● CHALLENGE: List each line holding the string "object".

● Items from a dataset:
>> start

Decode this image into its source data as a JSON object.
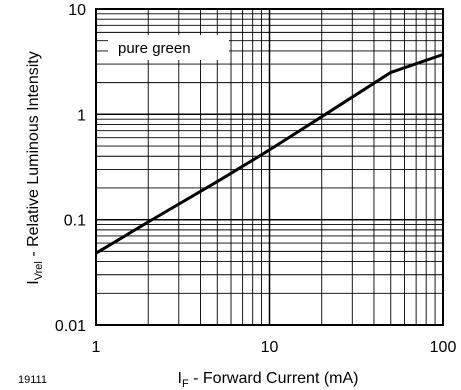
{
  "figure_id": "19111",
  "chart_data": {
    "type": "line",
    "xscale": "log",
    "yscale": "log",
    "xlim": [
      1,
      100
    ],
    "ylim": [
      0.01,
      10
    ],
    "grid": true,
    "legend_placement": "top-left",
    "xlabel_main": "I",
    "xlabel_sub": "F",
    "xlabel_rest": " - Forward Current (mA)",
    "ylabel_main": "I",
    "ylabel_sub": "Vrel",
    "ylabel_rest": " - Relative Luminous Intensity",
    "x_ticks": [
      "1",
      "10",
      "100"
    ],
    "y_ticks": [
      "0.01",
      "0.1",
      "1",
      "10"
    ],
    "series": [
      {
        "name": "pure green",
        "color": "#000000",
        "x": [
          1,
          2,
          5,
          10,
          20,
          50,
          100
        ],
        "y": [
          0.048,
          0.095,
          0.23,
          0.46,
          0.95,
          2.5,
          3.7
        ]
      }
    ]
  }
}
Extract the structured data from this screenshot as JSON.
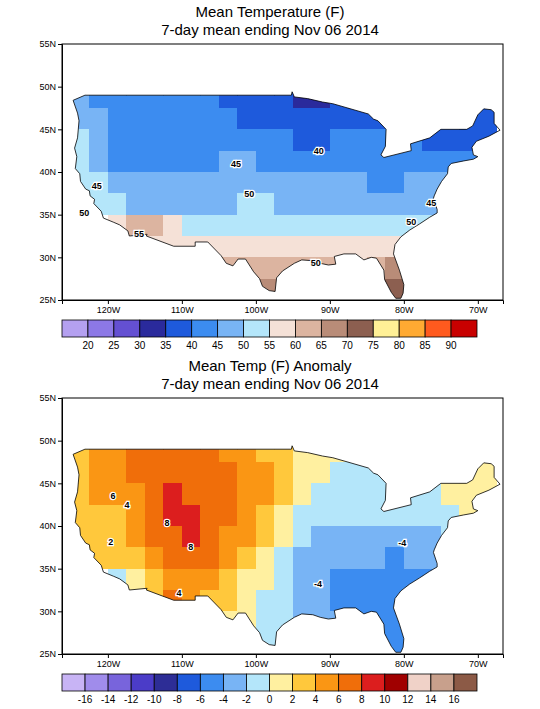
{
  "chart_data": [
    {
      "type": "heatmap",
      "title": "Mean Temperature (F)",
      "subtitle": "7-day mean ending Nov 06 2014",
      "x": [
        -123.75,
        -121.25,
        -118.75,
        -116.25,
        -113.75,
        -111.25,
        -108.75,
        -106.25,
        -103.75,
        -101.25,
        -98.75,
        -96.25,
        -93.75,
        -91.25,
        -88.75,
        -86.25,
        -83.75,
        -81.25,
        -78.75,
        -76.25,
        -73.75,
        -71.25,
        -68.75
      ],
      "y": [
        48.75,
        46.25,
        43.75,
        41.25,
        38.75,
        36.25,
        33.75,
        31.25,
        28.75,
        26.25
      ],
      "values": [
        [
          46,
          43,
          41,
          40,
          40,
          41,
          41,
          40,
          38,
          37,
          36,
          35,
          33,
          34,
          36,
          null,
          null,
          null,
          null,
          null,
          null,
          null,
          null
        ],
        [
          48,
          45,
          43,
          41,
          41,
          42,
          42,
          41,
          40,
          39,
          38,
          37,
          36,
          37,
          38,
          39,
          39,
          null,
          null,
          null,
          null,
          38,
          37
        ],
        [
          50,
          46,
          43,
          41,
          42,
          42,
          42,
          43,
          43,
          42,
          41,
          40,
          39,
          39,
          40,
          41,
          41,
          41,
          40,
          39,
          38,
          39,
          39
        ],
        [
          52,
          48,
          44,
          43,
          43,
          43,
          43,
          44,
          45,
          45,
          44,
          43,
          42,
          42,
          42,
          42,
          42,
          42,
          42,
          42,
          43,
          44,
          null
        ],
        [
          54,
          51,
          47,
          45,
          45,
          45,
          45,
          45,
          47,
          48,
          47,
          46,
          45,
          45,
          45,
          45,
          44,
          44,
          45,
          46,
          47,
          null,
          null
        ],
        [
          null,
          54,
          52,
          48,
          47,
          46,
          46,
          47,
          49,
          50,
          50,
          49,
          48,
          48,
          47,
          46,
          45,
          45,
          46,
          47,
          null,
          null,
          null
        ],
        [
          null,
          null,
          58,
          61,
          60,
          56,
          52,
          52,
          53,
          53,
          53,
          53,
          52,
          52,
          51,
          51,
          51,
          52,
          53,
          54,
          null,
          null,
          null
        ],
        [
          null,
          null,
          null,
          null,
          59,
          58,
          56,
          55,
          57,
          57,
          57,
          57,
          56,
          56,
          56,
          55,
          55,
          57,
          null,
          null,
          null,
          null,
          null
        ],
        [
          null,
          null,
          null,
          null,
          null,
          null,
          null,
          null,
          61,
          62,
          63,
          64,
          60,
          60,
          60,
          58,
          62,
          66,
          null,
          null,
          null,
          null,
          null
        ],
        [
          null,
          null,
          null,
          null,
          null,
          null,
          null,
          null,
          null,
          null,
          67,
          67,
          null,
          null,
          null,
          null,
          70,
          72,
          null,
          null,
          null,
          null,
          null
        ]
      ],
      "xlim": [
        -126.2,
        -66.6
      ],
      "ylim": [
        25,
        55
      ],
      "xticks": [
        {
          "value": -120,
          "label": "120W"
        },
        {
          "value": -110,
          "label": "110W"
        },
        {
          "value": -100,
          "label": "100W"
        },
        {
          "value": -90,
          "label": "90W"
        },
        {
          "value": -80,
          "label": "80W"
        },
        {
          "value": -70,
          "label": "70W"
        }
      ],
      "yticks": [
        {
          "value": 25,
          "label": "25N"
        },
        {
          "value": 30,
          "label": "30N"
        },
        {
          "value": 35,
          "label": "35N"
        },
        {
          "value": 40,
          "label": "40N"
        },
        {
          "value": 45,
          "label": "45N"
        },
        {
          "value": 50,
          "label": "50N"
        },
        {
          "value": 55,
          "label": "55N"
        }
      ],
      "colorbar": {
        "ticks": [
          20,
          25,
          30,
          35,
          40,
          45,
          50,
          55,
          60,
          65,
          70,
          75,
          80,
          85,
          90
        ],
        "colors": [
          "#b4a0f0",
          "#8c78e6",
          "#6450d2",
          "#2a2a9c",
          "#1e5adc",
          "#3c8cf0",
          "#78b4f5",
          "#b4e6fa",
          "#f5e1d7",
          "#dcb4a0",
          "#b98c78",
          "#8c5f50",
          "#fff096",
          "#ffaa32",
          "#ff5a1e",
          "#c80000"
        ]
      },
      "annotations": [
        {
          "label": "40",
          "x": -91.5,
          "y": 42.5
        },
        {
          "label": "45",
          "x": -102.7,
          "y": 40.9
        },
        {
          "label": "45",
          "x": -121.5,
          "y": 38.4
        },
        {
          "label": "50",
          "x": -100.9,
          "y": 37.4
        },
        {
          "label": "50",
          "x": -123.2,
          "y": 35.2
        },
        {
          "label": "55",
          "x": -115.8,
          "y": 32.8
        },
        {
          "label": "45",
          "x": -76.3,
          "y": 36.4
        },
        {
          "label": "50",
          "x": -79.0,
          "y": 34.2
        },
        {
          "label": "50",
          "x": -91.9,
          "y": 29.4
        }
      ]
    },
    {
      "type": "heatmap",
      "title": "Mean Temp (F) Anomaly",
      "subtitle": "7-day mean ending Nov 06 2014",
      "x": [
        -123.75,
        -121.25,
        -118.75,
        -116.25,
        -113.75,
        -111.25,
        -108.75,
        -106.25,
        -103.75,
        -101.25,
        -98.75,
        -96.25,
        -93.75,
        -91.25,
        -88.75,
        -86.25,
        -83.75,
        -81.25,
        -78.75,
        -76.25,
        -73.75,
        -71.25,
        -68.75
      ],
      "y": [
        48.75,
        46.25,
        43.75,
        41.25,
        38.75,
        36.25,
        33.75,
        31.25,
        28.75,
        26.25
      ],
      "values": [
        [
          3,
          4,
          5,
          6,
          6,
          7,
          7,
          6,
          5,
          4,
          3,
          2,
          1,
          0,
          0,
          null,
          null,
          null,
          null,
          null,
          null,
          null,
          null
        ],
        [
          3,
          4,
          5,
          6,
          6,
          7,
          7,
          7,
          6,
          5,
          4,
          2,
          1,
          0,
          -1,
          -1,
          -1,
          null,
          null,
          null,
          null,
          1,
          1
        ],
        [
          3,
          5,
          5,
          5,
          6,
          8,
          7,
          7,
          6,
          5,
          4,
          2,
          0,
          -1,
          -1,
          -2,
          -2,
          -2,
          -1,
          -1,
          0,
          1,
          1
        ],
        [
          2,
          3,
          3,
          5,
          7,
          8,
          8,
          7,
          6,
          5,
          3,
          1,
          -1,
          -2,
          -2,
          -2,
          -2,
          -2,
          -2,
          -1,
          -1,
          0,
          null
        ],
        [
          2,
          2,
          3,
          4,
          6,
          7,
          8,
          7,
          5,
          4,
          2,
          0,
          -2,
          -3,
          -3,
          -3,
          -3,
          -4,
          -4,
          -3,
          -2,
          null,
          null
        ],
        [
          null,
          2,
          2,
          3,
          5,
          6,
          6,
          6,
          4,
          3,
          1,
          -1,
          -3,
          -4,
          -4,
          -4,
          -4,
          -5,
          -4,
          -4,
          null,
          null,
          null
        ],
        [
          null,
          null,
          -1,
          1,
          3,
          4,
          5,
          4,
          3,
          1,
          0,
          -2,
          -4,
          -4,
          -5,
          -5,
          -5,
          -5,
          -5,
          -5,
          null,
          null,
          null
        ],
        [
          null,
          null,
          null,
          null,
          3,
          6,
          4,
          3,
          2,
          0,
          -1,
          -2,
          -3,
          -4,
          -5,
          -5,
          -5,
          -5,
          null,
          null,
          null,
          null,
          null
        ],
        [
          null,
          null,
          null,
          null,
          null,
          null,
          null,
          null,
          1,
          0,
          -1,
          -2,
          -3,
          -4,
          -4,
          -5,
          -5,
          -5,
          null,
          null,
          null,
          null,
          null
        ],
        [
          null,
          null,
          null,
          null,
          null,
          null,
          null,
          null,
          null,
          null,
          -1,
          -1,
          null,
          null,
          null,
          null,
          -5,
          -5,
          null,
          null,
          null,
          null,
          null
        ]
      ],
      "xlim": [
        -126.2,
        -66.6
      ],
      "ylim": [
        25,
        55
      ],
      "xticks": [
        {
          "value": -120,
          "label": "120W"
        },
        {
          "value": -110,
          "label": "110W"
        },
        {
          "value": -100,
          "label": "100W"
        },
        {
          "value": -90,
          "label": "90W"
        },
        {
          "value": -80,
          "label": "80W"
        },
        {
          "value": -70,
          "label": "70W"
        }
      ],
      "yticks": [
        {
          "value": 25,
          "label": "25N"
        },
        {
          "value": 30,
          "label": "30N"
        },
        {
          "value": 35,
          "label": "35N"
        },
        {
          "value": 40,
          "label": "40N"
        },
        {
          "value": 45,
          "label": "45N"
        },
        {
          "value": 50,
          "label": "50N"
        },
        {
          "value": 55,
          "label": "55N"
        }
      ],
      "colorbar": {
        "ticks": [
          -16,
          -14,
          -12,
          -10,
          -8,
          -6,
          -4,
          -2,
          0,
          2,
          4,
          6,
          8,
          10,
          12,
          14,
          16
        ],
        "colors": [
          "#c8b4f5",
          "#a08ceb",
          "#7864dc",
          "#4b3cc8",
          "#2d2d96",
          "#1e5adc",
          "#3c8cf0",
          "#78b4f5",
          "#b4e6fa",
          "#fff0a0",
          "#ffc83c",
          "#fa9614",
          "#f06e0a",
          "#dc1e1e",
          "#a00000",
          "#f0d2c8",
          "#c8a08c",
          "#8c5a46"
        ]
      },
      "annotations": [
        {
          "label": "6",
          "x": -119.3,
          "y": 43.5
        },
        {
          "label": "4",
          "x": -117.4,
          "y": 42.5
        },
        {
          "label": "8",
          "x": -112.0,
          "y": 40.4
        },
        {
          "label": "8",
          "x": -108.8,
          "y": 37.6
        },
        {
          "label": "2",
          "x": -119.6,
          "y": 38.1
        },
        {
          "label": "4",
          "x": -110.4,
          "y": 32.2
        },
        {
          "label": "-4",
          "x": -91.6,
          "y": 33.2
        },
        {
          "label": "-4",
          "x": -80.2,
          "y": 38.0
        }
      ]
    }
  ]
}
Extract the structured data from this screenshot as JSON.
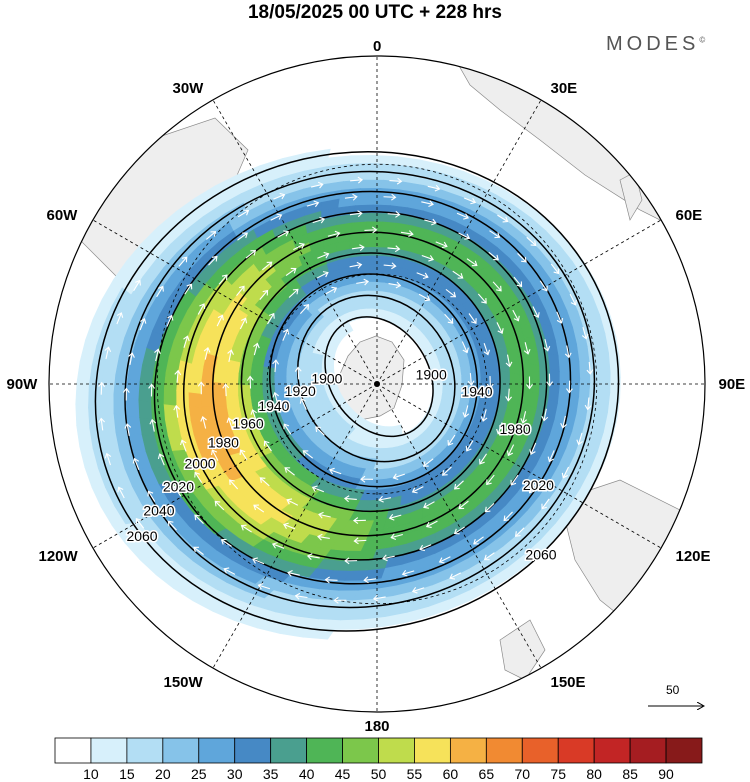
{
  "title": "18/05/2025  00 UTC  + 228 hrs",
  "brand": "MODES",
  "brand_mark": "©",
  "longitude_labels": [
    {
      "lon": 0,
      "text": "0"
    },
    {
      "lon": 30,
      "text": "30E"
    },
    {
      "lon": 60,
      "text": "60E"
    },
    {
      "lon": 90,
      "text": "90E"
    },
    {
      "lon": 120,
      "text": "120E"
    },
    {
      "lon": 150,
      "text": "150E"
    },
    {
      "lon": 180,
      "text": "180"
    },
    {
      "lon": -150,
      "text": "150W"
    },
    {
      "lon": -120,
      "text": "120W"
    },
    {
      "lon": -90,
      "text": "90W"
    },
    {
      "lon": -60,
      "text": "60W"
    },
    {
      "lon": -30,
      "text": "30W"
    }
  ],
  "contours": [
    {
      "value": 1900,
      "label": "1900"
    },
    {
      "value": 1920,
      "label": "1920"
    },
    {
      "value": 1940,
      "label": "1940"
    },
    {
      "value": 1960,
      "label": "1960"
    },
    {
      "value": 1980,
      "label": "1980"
    },
    {
      "value": 2000,
      "label": "2000"
    },
    {
      "value": 2020,
      "label": "2020"
    },
    {
      "value": 2040,
      "label": "2040"
    },
    {
      "value": 2060,
      "label": "2060"
    }
  ],
  "colorbar": {
    "ticks": [
      "10",
      "15",
      "20",
      "25",
      "30",
      "35",
      "40",
      "45",
      "50",
      "55",
      "60",
      "65",
      "70",
      "75",
      "80",
      "85",
      "90"
    ],
    "colors": [
      "#ffffff",
      "#d7f0fb",
      "#b3def4",
      "#86c3e9",
      "#5fa6db",
      "#4689c5",
      "#4a9f8f",
      "#4fb556",
      "#7cc74b",
      "#bfdc4c",
      "#f6e25a",
      "#f5b144",
      "#f18a32",
      "#e8612a",
      "#d93a26",
      "#c22525",
      "#a51d21",
      "#871a1a"
    ]
  },
  "reference_vector": {
    "value": "50"
  }
}
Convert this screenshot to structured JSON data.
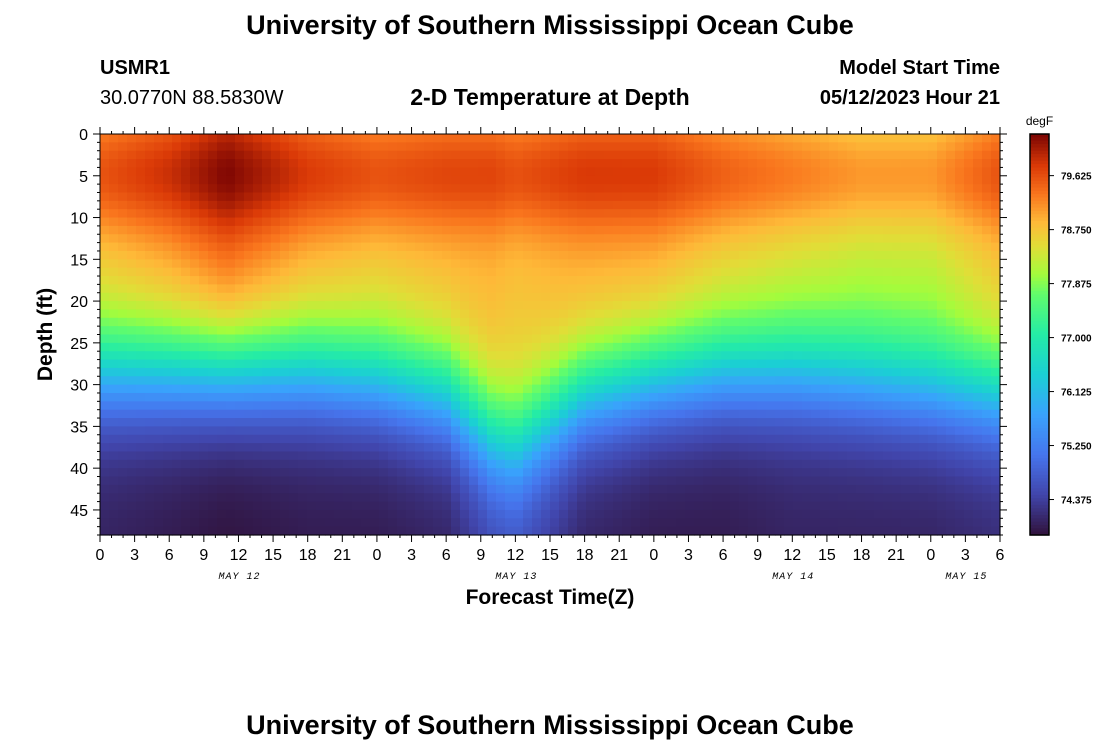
{
  "page": {
    "title": "University of Southern Mississippi Ocean Cube",
    "footer_title": "University of Southern Mississippi Ocean Cube"
  },
  "header": {
    "station_id": "USMR1",
    "coordinates": "30.0770N  88.5830W",
    "plot_title": "2-D Temperature at Depth",
    "model_label": "Model Start Time",
    "model_time": "05/12/2023 Hour 21"
  },
  "chart_data": {
    "type": "heatmap",
    "title": "2-D Temperature at Depth",
    "xlabel": "Forecast Time(Z)",
    "ylabel": "Depth (ft)",
    "x_range_hours": [
      0,
      78
    ],
    "x_ticks": [
      {
        "h": 0,
        "label": "0"
      },
      {
        "h": 3,
        "label": "3"
      },
      {
        "h": 6,
        "label": "6"
      },
      {
        "h": 9,
        "label": "9"
      },
      {
        "h": 12,
        "label": "12"
      },
      {
        "h": 15,
        "label": "15"
      },
      {
        "h": 18,
        "label": "18"
      },
      {
        "h": 21,
        "label": "21"
      },
      {
        "h": 24,
        "label": "0"
      },
      {
        "h": 27,
        "label": "3"
      },
      {
        "h": 30,
        "label": "6"
      },
      {
        "h": 33,
        "label": "9"
      },
      {
        "h": 36,
        "label": "12"
      },
      {
        "h": 39,
        "label": "15"
      },
      {
        "h": 42,
        "label": "18"
      },
      {
        "h": 45,
        "label": "21"
      },
      {
        "h": 48,
        "label": "0"
      },
      {
        "h": 51,
        "label": "3"
      },
      {
        "h": 54,
        "label": "6"
      },
      {
        "h": 57,
        "label": "9"
      },
      {
        "h": 60,
        "label": "12"
      },
      {
        "h": 63,
        "label": "15"
      },
      {
        "h": 66,
        "label": "18"
      },
      {
        "h": 69,
        "label": "21"
      },
      {
        "h": 72,
        "label": "0"
      },
      {
        "h": 75,
        "label": "3"
      },
      {
        "h": 78,
        "label": "6"
      }
    ],
    "date_labels": [
      {
        "h": 12,
        "label": "MAY 12"
      },
      {
        "h": 36,
        "label": "MAY 13"
      },
      {
        "h": 60,
        "label": "MAY 14"
      },
      {
        "h": 75,
        "label": "MAY 15"
      }
    ],
    "y_range": [
      0,
      48
    ],
    "y_ticks": [
      0,
      5,
      10,
      15,
      20,
      25,
      30,
      35,
      40,
      45
    ],
    "colorbar": {
      "unit": "degF",
      "range": [
        73.8,
        80.3
      ],
      "ticks": [
        74.375,
        75.25,
        76.125,
        77.0,
        77.875,
        78.75,
        79.625
      ],
      "tick_labels": [
        "74.375",
        "75.250",
        "76.125",
        "77.000",
        "77.875",
        "78.750",
        "79.625"
      ]
    },
    "profile_hours": [
      0,
      6,
      11,
      18,
      24,
      30,
      34,
      36,
      42,
      48,
      54,
      60,
      66,
      72,
      78
    ],
    "thermocline_depth_ft": [
      28,
      28,
      28,
      28,
      29,
      31,
      36,
      37,
      31,
      29,
      28,
      28,
      29,
      30,
      31
    ],
    "surface_layer_peak_degF": [
      79.6,
      79.9,
      80.3,
      79.8,
      79.6,
      79.7,
      79.7,
      79.6,
      79.8,
      79.8,
      79.5,
      79.3,
      79.1,
      79.1,
      79.6
    ],
    "bottom_temp_degF": [
      74.0,
      73.9,
      73.8,
      73.9,
      73.9,
      74.0,
      74.4,
      74.5,
      74.0,
      73.9,
      73.9,
      74.0,
      74.0,
      74.0,
      74.1
    ]
  }
}
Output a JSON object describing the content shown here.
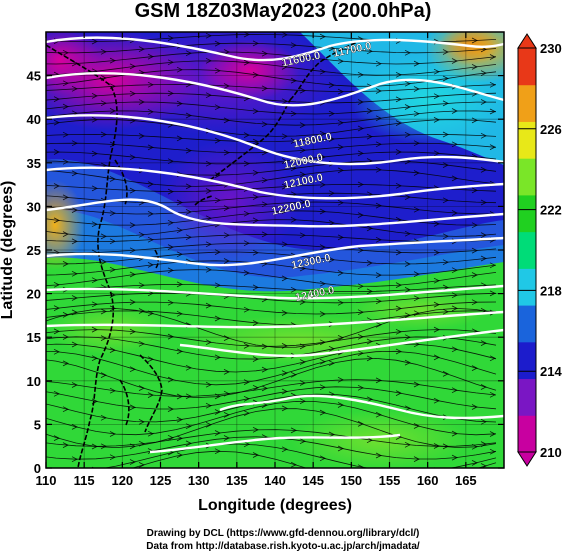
{
  "title": "GSM 18Z03May2023 (200.0hPa)",
  "xaxis": {
    "label": "Longitude (degrees)",
    "range": [
      110,
      170
    ],
    "ticks": [
      "110",
      "115",
      "120",
      "125",
      "130",
      "135",
      "140",
      "145",
      "150",
      "155",
      "160",
      "165"
    ]
  },
  "yaxis": {
    "label": "Latitude (degrees)",
    "range": [
      0,
      50
    ],
    "ticks": [
      "0",
      "5",
      "10",
      "15",
      "20",
      "25",
      "30",
      "35",
      "40",
      "45"
    ]
  },
  "colorbar": {
    "range": [
      210,
      230
    ],
    "ticks": [
      "210",
      "214",
      "218",
      "222",
      "226",
      "230"
    ],
    "colors": [
      "#c800a0",
      "#7a16c4",
      "#1c1ccc",
      "#1a64dc",
      "#20c8e6",
      "#00dc78",
      "#20d020",
      "#7ae628",
      "#e8e818",
      "#f0a018",
      "#e83818"
    ]
  },
  "contours": [
    {
      "label": "11600.0",
      "lon": 143.5,
      "lat": 46.5
    },
    {
      "label": "11700.0",
      "lon": 150.2,
      "lat": 47.6
    },
    {
      "label": "11800.0",
      "lon": 145.0,
      "lat": 37.2
    },
    {
      "label": "12000.0",
      "lon": 143.8,
      "lat": 34.8
    },
    {
      "label": "12100.0",
      "lon": 143.8,
      "lat": 32.5
    },
    {
      "label": "12200.0",
      "lon": 142.2,
      "lat": 29.5
    },
    {
      "label": "12300.0",
      "lon": 144.8,
      "lat": 23.3
    },
    {
      "label": "12400.0",
      "lon": 145.3,
      "lat": 19.6
    }
  ],
  "credits": {
    "line1": "Drawing by DCL (https://www.gfd-dennou.org/library/dcl/)",
    "line2": "Data from http://database.rish.kyoto-u.ac.jp/arch/jmadata/"
  }
}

>> end

● WRITTEN SOLUTION:
Decode this image into its source data as a JSON object.
Output a JSON object describing the content shown here.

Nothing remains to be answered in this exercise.